Goal
Omit any picture, and return the remaining data exactly as written.

==== Dataset excerpts

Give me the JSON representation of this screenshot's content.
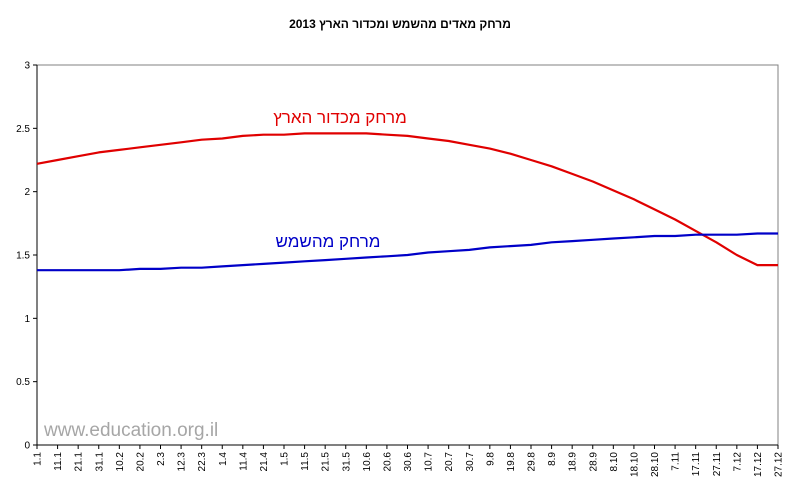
{
  "chart_data": {
    "type": "line",
    "title": "מרחק מאדים מהשמש ומכדור הארץ 2013",
    "xlabel": "",
    "ylabel": "",
    "ylim": [
      0,
      3
    ],
    "yticks": [
      "0",
      "0.5",
      "1",
      "1.5",
      "2",
      "2.5",
      "3"
    ],
    "grid": false,
    "categories": [
      "1.1",
      "11.1",
      "21.1",
      "31.1",
      "10.2",
      "20.2",
      "2.3",
      "12.3",
      "22.3",
      "1.4",
      "11.4",
      "21.4",
      "1.5",
      "11.5",
      "21.5",
      "31.5",
      "10.6",
      "20.6",
      "30.6",
      "10.7",
      "20.7",
      "30.7",
      "9.8",
      "19.8",
      "29.8",
      "8.9",
      "18.9",
      "28.9",
      "8.10",
      "18.10",
      "28.10",
      "7.11",
      "17.11",
      "27.11",
      "7.12",
      "17.12",
      "27.12"
    ],
    "series": [
      {
        "name": "מרחק מכדור הארץ",
        "color": "#e00000",
        "values": [
          2.22,
          2.25,
          2.28,
          2.31,
          2.33,
          2.35,
          2.37,
          2.39,
          2.41,
          2.42,
          2.44,
          2.45,
          2.45,
          2.46,
          2.46,
          2.46,
          2.46,
          2.45,
          2.44,
          2.42,
          2.4,
          2.37,
          2.34,
          2.3,
          2.25,
          2.2,
          2.14,
          2.08,
          2.01,
          1.94,
          1.86,
          1.78,
          1.69,
          1.6,
          1.5,
          1.42,
          1.42
        ]
      },
      {
        "name": "מרחק מהשמש",
        "color": "#0000c8",
        "values": [
          1.38,
          1.38,
          1.38,
          1.38,
          1.38,
          1.39,
          1.39,
          1.4,
          1.4,
          1.41,
          1.42,
          1.43,
          1.44,
          1.45,
          1.46,
          1.47,
          1.48,
          1.49,
          1.5,
          1.52,
          1.53,
          1.54,
          1.56,
          1.57,
          1.58,
          1.6,
          1.61,
          1.62,
          1.63,
          1.64,
          1.65,
          1.65,
          1.66,
          1.66,
          1.66,
          1.67,
          1.67
        ]
      }
    ],
    "annotations": {
      "watermark": "www.education.org.il"
    }
  }
}
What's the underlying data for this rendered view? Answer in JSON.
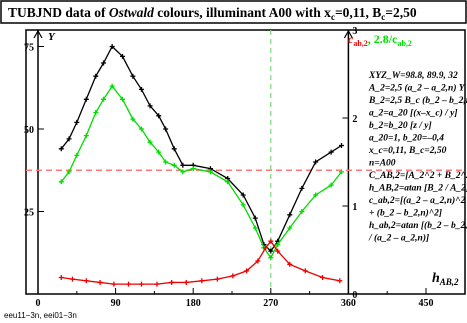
{
  "chart_data": {
    "type": "line",
    "title_parts": {
      "prefix": "TUBJND data of ",
      "italic": "Ostwald",
      "mid": " colours, illuminant A00 with x",
      "sub_c": "c",
      "mid2": "=0,11, B",
      "sub_c2": "c",
      "suffix": "=2,50"
    },
    "ylabel_left": "Y",
    "ylabel_right_red": "c",
    "ylabel_right_red_sub": "ab,2",
    "ylabel_right_green": ", 2.8/c",
    "ylabel_right_green_sub": "ab,2",
    "xlabel": "h",
    "xlabel_sub": "AB,2",
    "xlim": [
      0,
      480
    ],
    "ylim": [
      0,
      80
    ],
    "xticks": [
      "0",
      "90",
      "180",
      "270",
      "360",
      "450"
    ],
    "xtick_values": [
      0,
      90,
      180,
      270,
      360,
      450
    ],
    "yticks_left": [
      "25",
      "50",
      "75"
    ],
    "ytick_left_values": [
      25,
      50,
      75
    ],
    "yticks_right": [
      "0",
      "1",
      "2",
      "3"
    ],
    "ytick_right_values": [
      0,
      26.667,
      53.333,
      80
    ],
    "annotations": [
      "XYZ_W=98.8, 89.9, 32",
      "A_2=2,5 (a_2 – a_2,n) Y",
      "B_2=2,5 B_c (b_2 – b_2,n)",
      "a_2=a_20 [(x–x_c) / y]",
      "b_2=b_20 [z / y]",
      "a_20=1, b_20=–0,4",
      "x_c=0,11, B_c=2,50",
      "n=A00",
      "C_AB,2=[A_2^2 + B_2^2]^1/2",
      "h_AB,2=atan [B_2 / A_2]",
      "c_ab,2=[(a_2 – a_2,n)^2",
      "+ (b_2 – b_2,n)^2]",
      "h_ab,2=atan [(b_2 – b_2,n)",
      "/ (a_2 – a_2,n)]"
    ],
    "reference_line": 37.5,
    "series": [
      {
        "color": "#000000",
        "x": [
          27,
          36,
          45,
          56,
          67,
          76,
          86,
          98,
          110,
          120,
          130,
          140,
          148,
          158,
          168,
          180,
          200,
          220,
          238,
          252,
          262,
          270,
          278,
          292,
          306,
          322,
          340,
          352
        ],
        "y": [
          44,
          47,
          52,
          59,
          66,
          70,
          75,
          72,
          66,
          62,
          57,
          54,
          50,
          44,
          39,
          39,
          38,
          35,
          30,
          23,
          15,
          13,
          16,
          24,
          32,
          40,
          43,
          45
        ]
      },
      {
        "color": "#00dd00",
        "x": [
          27,
          36,
          45,
          56,
          67,
          76,
          86,
          98,
          110,
          120,
          130,
          140,
          148,
          158,
          168,
          180,
          200,
          220,
          238,
          252,
          262,
          270,
          278,
          292,
          306,
          322,
          340,
          352
        ],
        "y": [
          34,
          37,
          42,
          48,
          55,
          59,
          63,
          59,
          53,
          50,
          46,
          43,
          40,
          39,
          37,
          38,
          37,
          34,
          27,
          20,
          14,
          11,
          15,
          20,
          25,
          30,
          33,
          37
        ]
      },
      {
        "color": "#ee0000",
        "x": [
          27,
          40,
          56,
          72,
          88,
          105,
          120,
          138,
          155,
          172,
          190,
          208,
          226,
          242,
          255,
          264,
          270,
          278,
          292,
          310,
          330,
          350
        ],
        "y": [
          5,
          4.5,
          4,
          3.5,
          3,
          3,
          3,
          3,
          3.5,
          3.5,
          4,
          4.5,
          5.5,
          7,
          10,
          14,
          16,
          13,
          9,
          7,
          5,
          4
        ]
      }
    ]
  },
  "footer": "eeu11−3n, eei01−3n",
  "colors": {
    "black": "#000000",
    "green": "#00dd00",
    "red": "#ee0000",
    "refline": "#ff7777"
  }
}
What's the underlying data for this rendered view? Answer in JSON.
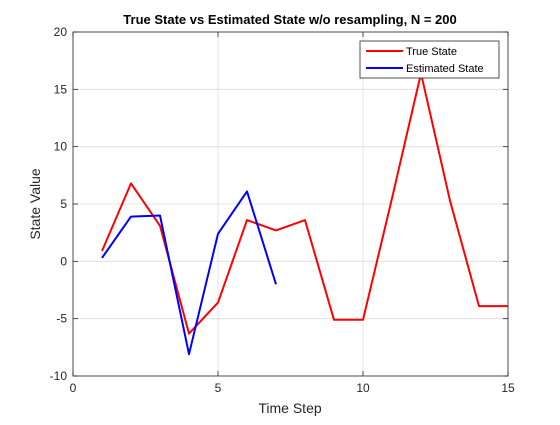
{
  "chart_data": {
    "type": "line",
    "title": "True State vs Estimated State w/o resampling, N = 200",
    "xlabel": "Time Step",
    "ylabel": "State Value",
    "xlim": [
      0,
      15
    ],
    "ylim": [
      -10,
      20
    ],
    "xticks": [
      0,
      5,
      10,
      15
    ],
    "yticks": [
      -10,
      -5,
      0,
      5,
      10,
      15,
      20
    ],
    "grid": true,
    "legend_position": "top-right",
    "series": [
      {
        "name": "True State",
        "color": "#ff0000",
        "x": [
          1,
          2,
          3,
          4,
          5,
          6,
          7,
          8,
          9,
          10,
          11,
          12,
          13,
          14,
          15
        ],
        "y": [
          0.9,
          6.8,
          3.1,
          -6.3,
          -3.6,
          3.6,
          2.7,
          3.6,
          -5.1,
          -5.1,
          5.5,
          16.4,
          5.3,
          -3.9,
          -3.9
        ]
      },
      {
        "name": "Estimated State",
        "color": "#0000ff",
        "x": [
          1,
          2,
          3,
          4,
          5,
          6,
          7
        ],
        "y": [
          0.3,
          3.9,
          4.0,
          -8.1,
          2.4,
          6.1,
          -2.0
        ]
      }
    ]
  }
}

========

Solution to this problem
Give me the JSON representation of this screenshot's content.
{
  "chart_data": {
    "type": "line",
    "title": "מרחק מאדים מהשמש ומכדור הארץ 2013",
    "xlabel": "",
    "ylabel": "",
    "ylim": [
      0,
      3
    ],
    "yticks": [
      "0",
      "0.5",
      "1",
      "1.5",
      "2",
      "2.5",
      "3"
    ],
    "grid": false,
    "categories": [
      "1.1",
      "11.1",
      "21.1",
      "31.1",
      "10.2",
      "20.2",
      "2.3",
      "12.3",
      "22.3",
      "1.4",
      "11.4",
      "21.4",
      "1.5",
      "11.5",
      "21.5",
      "31.5",
      "10.6",
      "20.6",
      "30.6",
      "10.7",
      "20.7",
      "30.7",
      "9.8",
      "19.8",
      "29.8",
      "8.9",
      "18.9",
      "28.9",
      "8.10",
      "18.10",
      "28.10",
      "7.11",
      "17.11",
      "27.11",
      "7.12",
      "17.12",
      "27.12"
    ],
    "series": [
      {
        "name": "מרחק מכדור הארץ",
        "color": "#e00000",
        "values": [
          2.22,
          2.25,
          2.28,
          2.31,
          2.33,
          2.35,
          2.37,
          2.39,
          2.41,
          2.42,
          2.44,
          2.45,
          2.45,
          2.46,
          2.46,
          2.46,
          2.46,
          2.45,
          2.44,
          2.42,
          2.4,
          2.37,
          2.34,
          2.3,
          2.25,
          2.2,
          2.14,
          2.08,
          2.01,
          1.94,
          1.86,
          1.78,
          1.69,
          1.6,
          1.5,
          1.42,
          1.42
        ]
      },
      {
        "name": "מרחק מהשמש",
        "color": "#0000c8",
        "values": [
          1.38,
          1.38,
          1.38,
          1.38,
          1.38,
          1.39,
          1.39,
          1.4,
          1.4,
          1.41,
          1.42,
          1.43,
          1.44,
          1.45,
          1.46,
          1.47,
          1.48,
          1.49,
          1.5,
          1.52,
          1.53,
          1.54,
          1.56,
          1.57,
          1.58,
          1.6,
          1.61,
          1.62,
          1.63,
          1.64,
          1.65,
          1.65,
          1.66,
          1.66,
          1.66,
          1.67,
          1.67
        ]
      }
    ],
    "annotations": {
      "watermark": "www.education.org.il"
    }
  }
}
What's the underlying data for this rendered view? Answer in JSON.
{
  "chart_data": {
    "type": "line",
    "title_parts": {
      "prefix": "TUBJND data of ",
      "italic": "Ostwald",
      "mid": " colours, illuminant A00 with x",
      "sub_c": "c",
      "mid2": "=0,11, B",
      "sub_c2": "c",
      "suffix": "=2,50"
    },
    "ylabel_left": "Y",
    "ylabel_right_red": "c",
    "ylabel_right_red_sub": "ab,2",
    "ylabel_right_green": ", 2.8/c",
    "ylabel_right_green_sub": "ab,2",
    "xlabel": "h",
    "xlabel_sub": "AB,2",
    "xlim": [
      0,
      480
    ],
    "ylim": [
      0,
      80
    ],
    "xticks": [
      "0",
      "90",
      "180",
      "270",
      "360",
      "450"
    ],
    "xtick_values": [
      0,
      90,
      180,
      270,
      360,
      450
    ],
    "yticks_left": [
      "25",
      "50",
      "75"
    ],
    "ytick_left_values": [
      25,
      50,
      75
    ],
    "yticks_right": [
      "0",
      "1",
      "2",
      "3"
    ],
    "ytick_right_values": [
      0,
      26.667,
      53.333,
      80
    ],
    "annotations": [
      "XYZ_W=98.8, 89.9, 32",
      "A_2=2,5 (a_2 – a_2,n) Y",
      "B_2=2,5 B_c (b_2 – b_2,n)",
      "a_2=a_20 [(x–x_c) / y]",
      "b_2=b_20 [z / y]",
      "a_20=1, b_20=–0,4",
      "x_c=0,11, B_c=2,50",
      "n=A00",
      "C_AB,2=[A_2^2 + B_2^2]^1/2",
      "h_AB,2=atan [B_2 / A_2]",
      "c_ab,2=[(a_2 – a_2,n)^2",
      "+ (b_2 – b_2,n)^2]",
      "h_ab,2=atan [(b_2 – b_2,n)",
      "/ (a_2 – a_2,n)]"
    ],
    "reference_line": 37.5,
    "series": [
      {
        "color": "#000000",
        "x": [
          27,
          36,
          45,
          56,
          67,
          76,
          86,
          98,
          110,
          120,
          130,
          140,
          148,
          158,
          168,
          180,
          200,
          220,
          238,
          252,
          262,
          270,
          278,
          292,
          306,
          322,
          340,
          352
        ],
        "y": [
          44,
          47,
          52,
          59,
          66,
          70,
          75,
          72,
          66,
          62,
          57,
          54,
          50,
          44,
          39,
          39,
          38,
          35,
          30,
          23,
          15,
          13,
          16,
          24,
          32,
          40,
          43,
          45
        ]
      },
      {
        "color": "#00dd00",
        "x": [
          27,
          36,
          45,
          56,
          67,
          76,
          86,
          98,
          110,
          120,
          130,
          140,
          148,
          158,
          168,
          180,
          200,
          220,
          238,
          252,
          262,
          270,
          278,
          292,
          306,
          322,
          340,
          352
        ],
        "y": [
          34,
          37,
          42,
          48,
          55,
          59,
          63,
          59,
          53,
          50,
          46,
          43,
          40,
          39,
          37,
          38,
          37,
          34,
          27,
          20,
          14,
          11,
          15,
          20,
          25,
          30,
          33,
          37
        ]
      },
      {
        "color": "#ee0000",
        "x": [
          27,
          40,
          56,
          72,
          88,
          105,
          120,
          138,
          155,
          172,
          190,
          208,
          226,
          242,
          255,
          264,
          270,
          278,
          292,
          310,
          330,
          350
        ],
        "y": [
          5,
          4.5,
          4,
          3.5,
          3,
          3,
          3,
          3,
          3.5,
          3.5,
          4,
          4.5,
          5.5,
          7,
          10,
          14,
          16,
          13,
          9,
          7,
          5,
          4
        ]
      }
    ]
  },
  "footer": "eeu11−3n, eei01−3n",
  "colors": {
    "black": "#000000",
    "green": "#00dd00",
    "red": "#ee0000",
    "refline": "#ff7777"
  }
}
What's the underlying data for this rendered view? Answer in JSON.
{
  "chart_data": {
    "type": "line",
    "title": "True State vs Estimated State w/o resampling, N = 200",
    "xlabel": "Time Step",
    "ylabel": "State Value",
    "xlim": [
      0,
      15
    ],
    "ylim": [
      -10,
      20
    ],
    "xticks": [
      0,
      5,
      10,
      15
    ],
    "yticks": [
      -10,
      -5,
      0,
      5,
      10,
      15,
      20
    ],
    "grid": true,
    "legend_position": "top-right",
    "series": [
      {
        "name": "True State",
        "color": "#ff0000",
        "x": [
          1,
          2,
          3,
          4,
          5,
          6,
          7,
          8,
          9,
          10,
          11,
          12,
          13,
          14,
          15
        ],
        "y": [
          0.9,
          6.8,
          3.1,
          -6.3,
          -3.6,
          3.6,
          2.7,
          3.6,
          -5.1,
          -5.1,
          5.5,
          16.4,
          5.3,
          -3.9,
          -3.9
        ]
      },
      {
        "name": "Estimated State",
        "color": "#0000ff",
        "x": [
          1,
          2,
          3,
          4,
          5,
          6,
          7
        ],
        "y": [
          0.3,
          3.9,
          4.0,
          -8.1,
          2.4,
          6.1,
          -2.0
        ]
      }
    ]
  }
}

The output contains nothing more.